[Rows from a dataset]
+ + + + +

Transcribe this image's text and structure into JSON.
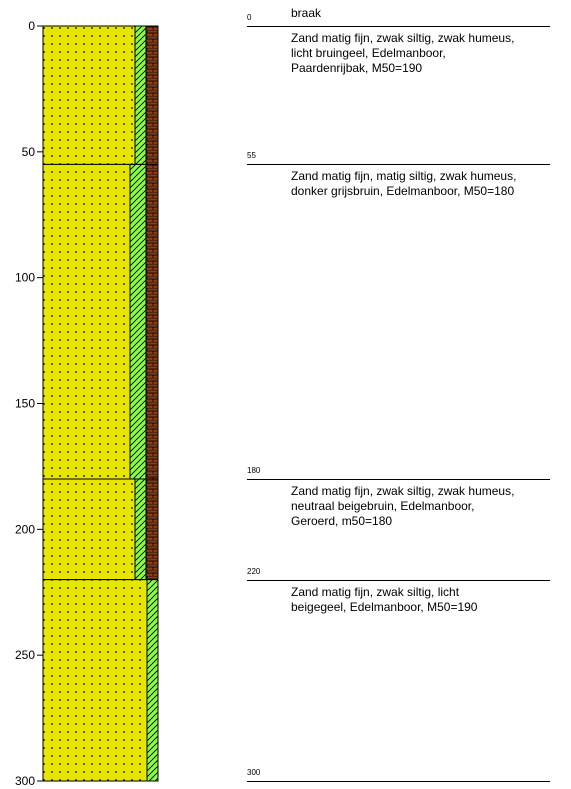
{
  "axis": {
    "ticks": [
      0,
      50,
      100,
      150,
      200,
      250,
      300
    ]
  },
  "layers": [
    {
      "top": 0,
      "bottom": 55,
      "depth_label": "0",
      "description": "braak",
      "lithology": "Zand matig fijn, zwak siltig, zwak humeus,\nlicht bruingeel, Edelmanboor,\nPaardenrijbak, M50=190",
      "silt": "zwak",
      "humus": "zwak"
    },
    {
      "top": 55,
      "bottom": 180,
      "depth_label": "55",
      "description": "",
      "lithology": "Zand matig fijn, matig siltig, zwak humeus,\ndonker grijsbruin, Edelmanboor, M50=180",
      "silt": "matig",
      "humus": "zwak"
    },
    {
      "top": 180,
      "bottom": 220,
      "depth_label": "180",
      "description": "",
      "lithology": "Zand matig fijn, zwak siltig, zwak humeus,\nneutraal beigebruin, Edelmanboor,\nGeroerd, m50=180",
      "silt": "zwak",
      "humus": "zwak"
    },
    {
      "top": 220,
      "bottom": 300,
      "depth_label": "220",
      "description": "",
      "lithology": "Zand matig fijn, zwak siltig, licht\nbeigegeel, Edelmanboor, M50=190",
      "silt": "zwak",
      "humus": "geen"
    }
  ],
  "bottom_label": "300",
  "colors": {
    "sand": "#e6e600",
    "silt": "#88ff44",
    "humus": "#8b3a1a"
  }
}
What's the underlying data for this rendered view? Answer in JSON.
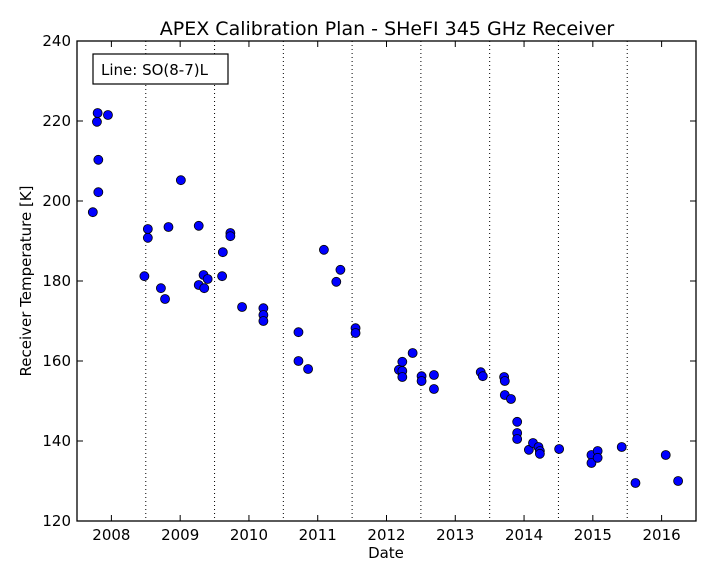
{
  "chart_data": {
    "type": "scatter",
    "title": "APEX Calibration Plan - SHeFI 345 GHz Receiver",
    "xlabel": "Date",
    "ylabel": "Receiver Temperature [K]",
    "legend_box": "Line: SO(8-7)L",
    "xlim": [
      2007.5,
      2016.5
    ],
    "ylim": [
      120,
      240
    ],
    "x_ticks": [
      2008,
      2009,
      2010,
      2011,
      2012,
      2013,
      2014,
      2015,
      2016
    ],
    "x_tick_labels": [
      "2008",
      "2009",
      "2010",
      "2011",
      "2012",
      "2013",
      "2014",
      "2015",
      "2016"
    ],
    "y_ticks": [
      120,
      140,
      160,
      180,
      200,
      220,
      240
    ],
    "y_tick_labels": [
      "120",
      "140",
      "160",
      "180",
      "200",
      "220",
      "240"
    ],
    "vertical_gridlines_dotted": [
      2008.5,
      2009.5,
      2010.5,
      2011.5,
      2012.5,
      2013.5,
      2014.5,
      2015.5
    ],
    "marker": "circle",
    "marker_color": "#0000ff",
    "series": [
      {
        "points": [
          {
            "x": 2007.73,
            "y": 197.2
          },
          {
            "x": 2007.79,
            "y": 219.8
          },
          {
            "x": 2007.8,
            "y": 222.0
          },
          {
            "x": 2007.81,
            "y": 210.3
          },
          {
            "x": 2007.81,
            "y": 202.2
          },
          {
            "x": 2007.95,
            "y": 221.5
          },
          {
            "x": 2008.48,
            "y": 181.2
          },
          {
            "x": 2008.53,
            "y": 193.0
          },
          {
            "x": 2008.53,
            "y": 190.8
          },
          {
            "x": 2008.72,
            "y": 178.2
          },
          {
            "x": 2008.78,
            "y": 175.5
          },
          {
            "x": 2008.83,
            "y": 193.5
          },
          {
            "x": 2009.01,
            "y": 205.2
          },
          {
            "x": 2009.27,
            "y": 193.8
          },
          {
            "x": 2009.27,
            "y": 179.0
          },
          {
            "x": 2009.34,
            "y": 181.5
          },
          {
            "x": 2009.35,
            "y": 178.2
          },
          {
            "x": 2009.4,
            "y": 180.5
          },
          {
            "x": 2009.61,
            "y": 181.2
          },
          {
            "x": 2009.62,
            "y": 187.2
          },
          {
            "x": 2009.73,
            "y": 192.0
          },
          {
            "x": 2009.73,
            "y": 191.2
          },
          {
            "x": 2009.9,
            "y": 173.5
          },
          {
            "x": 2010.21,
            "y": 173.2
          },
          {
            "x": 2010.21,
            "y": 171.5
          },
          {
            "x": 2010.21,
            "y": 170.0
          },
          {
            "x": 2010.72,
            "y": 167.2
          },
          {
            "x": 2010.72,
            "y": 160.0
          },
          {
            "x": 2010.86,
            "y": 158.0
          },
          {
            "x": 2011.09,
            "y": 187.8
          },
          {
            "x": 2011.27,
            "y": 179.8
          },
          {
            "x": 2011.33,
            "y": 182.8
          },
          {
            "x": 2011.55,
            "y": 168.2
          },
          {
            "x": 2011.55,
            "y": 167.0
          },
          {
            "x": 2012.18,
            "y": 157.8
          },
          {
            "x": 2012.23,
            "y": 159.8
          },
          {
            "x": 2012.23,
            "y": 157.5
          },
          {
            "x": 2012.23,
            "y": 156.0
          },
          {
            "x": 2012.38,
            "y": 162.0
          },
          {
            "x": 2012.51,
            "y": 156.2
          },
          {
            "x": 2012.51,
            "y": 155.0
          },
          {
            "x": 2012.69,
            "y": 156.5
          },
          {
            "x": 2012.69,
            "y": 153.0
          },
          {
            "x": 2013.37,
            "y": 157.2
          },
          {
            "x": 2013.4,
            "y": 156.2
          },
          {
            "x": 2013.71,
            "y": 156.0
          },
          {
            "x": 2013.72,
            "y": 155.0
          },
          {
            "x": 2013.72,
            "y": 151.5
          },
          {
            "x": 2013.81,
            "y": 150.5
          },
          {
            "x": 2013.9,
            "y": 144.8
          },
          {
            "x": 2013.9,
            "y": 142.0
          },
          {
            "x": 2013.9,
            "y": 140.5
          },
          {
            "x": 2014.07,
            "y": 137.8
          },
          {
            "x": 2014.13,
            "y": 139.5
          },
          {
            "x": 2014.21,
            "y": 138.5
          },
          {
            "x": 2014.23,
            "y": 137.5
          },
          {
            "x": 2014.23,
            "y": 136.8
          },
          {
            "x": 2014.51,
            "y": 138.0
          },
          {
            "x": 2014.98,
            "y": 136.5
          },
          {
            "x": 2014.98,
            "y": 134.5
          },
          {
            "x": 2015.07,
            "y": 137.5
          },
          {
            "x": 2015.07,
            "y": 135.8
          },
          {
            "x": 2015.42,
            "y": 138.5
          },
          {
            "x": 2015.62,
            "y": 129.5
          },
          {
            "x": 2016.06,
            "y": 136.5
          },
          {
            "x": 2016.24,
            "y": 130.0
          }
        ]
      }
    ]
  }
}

+ + + + +

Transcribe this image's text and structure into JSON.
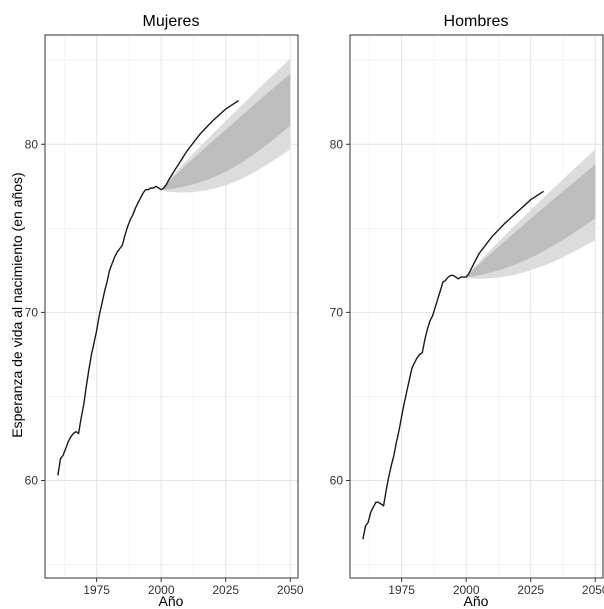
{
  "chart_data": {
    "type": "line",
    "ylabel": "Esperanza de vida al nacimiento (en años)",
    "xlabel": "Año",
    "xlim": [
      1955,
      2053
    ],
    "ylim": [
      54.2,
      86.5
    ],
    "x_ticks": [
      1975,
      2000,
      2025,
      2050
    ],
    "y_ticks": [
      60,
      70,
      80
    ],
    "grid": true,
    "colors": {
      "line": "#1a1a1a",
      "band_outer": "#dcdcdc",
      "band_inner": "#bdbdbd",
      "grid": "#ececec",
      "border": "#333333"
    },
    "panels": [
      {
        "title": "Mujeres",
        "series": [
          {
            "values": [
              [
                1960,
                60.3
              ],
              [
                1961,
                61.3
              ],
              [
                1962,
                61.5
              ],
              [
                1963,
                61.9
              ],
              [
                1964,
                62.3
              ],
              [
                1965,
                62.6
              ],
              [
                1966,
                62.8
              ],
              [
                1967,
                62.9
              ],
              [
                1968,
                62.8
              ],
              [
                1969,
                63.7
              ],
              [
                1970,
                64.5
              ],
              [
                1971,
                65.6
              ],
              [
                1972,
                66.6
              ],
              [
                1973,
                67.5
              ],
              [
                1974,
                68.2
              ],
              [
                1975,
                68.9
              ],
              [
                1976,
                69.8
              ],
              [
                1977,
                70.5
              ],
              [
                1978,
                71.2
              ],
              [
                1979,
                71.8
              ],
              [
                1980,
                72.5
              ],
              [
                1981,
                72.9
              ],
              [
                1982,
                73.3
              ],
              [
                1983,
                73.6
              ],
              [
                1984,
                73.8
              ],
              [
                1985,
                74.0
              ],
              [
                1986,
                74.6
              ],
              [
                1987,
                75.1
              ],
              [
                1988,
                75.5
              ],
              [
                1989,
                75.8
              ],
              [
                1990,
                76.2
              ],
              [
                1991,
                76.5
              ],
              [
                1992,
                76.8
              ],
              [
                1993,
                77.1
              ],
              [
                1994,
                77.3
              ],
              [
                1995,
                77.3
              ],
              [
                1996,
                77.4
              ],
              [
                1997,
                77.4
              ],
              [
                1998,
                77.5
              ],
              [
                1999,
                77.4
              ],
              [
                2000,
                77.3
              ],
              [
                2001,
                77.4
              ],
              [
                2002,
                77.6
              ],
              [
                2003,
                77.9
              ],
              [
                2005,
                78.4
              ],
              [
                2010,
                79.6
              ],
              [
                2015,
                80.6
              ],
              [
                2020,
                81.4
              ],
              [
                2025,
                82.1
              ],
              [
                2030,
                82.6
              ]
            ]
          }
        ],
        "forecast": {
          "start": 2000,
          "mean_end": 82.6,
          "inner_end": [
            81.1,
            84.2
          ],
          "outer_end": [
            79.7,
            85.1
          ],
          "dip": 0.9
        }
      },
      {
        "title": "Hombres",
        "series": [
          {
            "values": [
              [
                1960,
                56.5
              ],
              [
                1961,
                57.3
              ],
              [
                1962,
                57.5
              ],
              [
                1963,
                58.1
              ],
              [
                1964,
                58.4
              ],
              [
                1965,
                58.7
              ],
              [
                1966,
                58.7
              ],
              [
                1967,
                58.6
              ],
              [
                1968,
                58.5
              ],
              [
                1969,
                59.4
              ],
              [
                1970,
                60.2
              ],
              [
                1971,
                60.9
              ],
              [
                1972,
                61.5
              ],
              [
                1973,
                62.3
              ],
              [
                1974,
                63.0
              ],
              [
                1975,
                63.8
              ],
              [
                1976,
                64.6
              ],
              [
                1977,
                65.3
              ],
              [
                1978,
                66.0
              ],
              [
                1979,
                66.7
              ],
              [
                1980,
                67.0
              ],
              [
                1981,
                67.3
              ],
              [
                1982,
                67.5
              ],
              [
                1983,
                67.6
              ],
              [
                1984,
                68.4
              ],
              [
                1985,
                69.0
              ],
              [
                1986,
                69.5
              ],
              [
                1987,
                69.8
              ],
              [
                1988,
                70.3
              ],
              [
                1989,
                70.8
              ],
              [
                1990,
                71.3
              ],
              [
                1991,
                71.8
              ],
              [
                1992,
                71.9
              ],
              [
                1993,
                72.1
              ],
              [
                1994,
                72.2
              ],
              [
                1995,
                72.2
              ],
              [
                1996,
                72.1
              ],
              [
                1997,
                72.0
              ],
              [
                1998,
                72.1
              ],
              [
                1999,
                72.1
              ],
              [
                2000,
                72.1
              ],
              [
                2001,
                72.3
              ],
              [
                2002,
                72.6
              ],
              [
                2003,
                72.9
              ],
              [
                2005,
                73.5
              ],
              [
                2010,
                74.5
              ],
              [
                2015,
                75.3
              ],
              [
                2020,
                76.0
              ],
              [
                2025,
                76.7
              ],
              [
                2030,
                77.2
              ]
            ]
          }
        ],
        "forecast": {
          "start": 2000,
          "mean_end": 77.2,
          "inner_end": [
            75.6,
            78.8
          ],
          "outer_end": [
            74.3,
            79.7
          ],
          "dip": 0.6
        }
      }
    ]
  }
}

+ + + + +

■ **STATED TASK**
Scan the listing above for the word "fijn" and copy every line that holds it.

■ **CORRECT ANSWER**
      "lithology": "Zand matig fijn, zwak siltig, zwak humeus,\nlicht bruingeel, Edelmanboor,\nPaardenrijbak, M50=190",
      "lithology": "Zand matig fijn, matig siltig, zwak humeus,\ndonker grijsbruin, Edelmanboor, M50=180",
      "lithology": "Zand matig fijn, zwak siltig, zwak humeus,\nneutraal beigebruin, Edelmanboor,\nGeroerd, m50=180",
      "lithology": "Zand matig fijn, zwak siltig, licht\nbeigegeel, Edelmanboor, M50=190",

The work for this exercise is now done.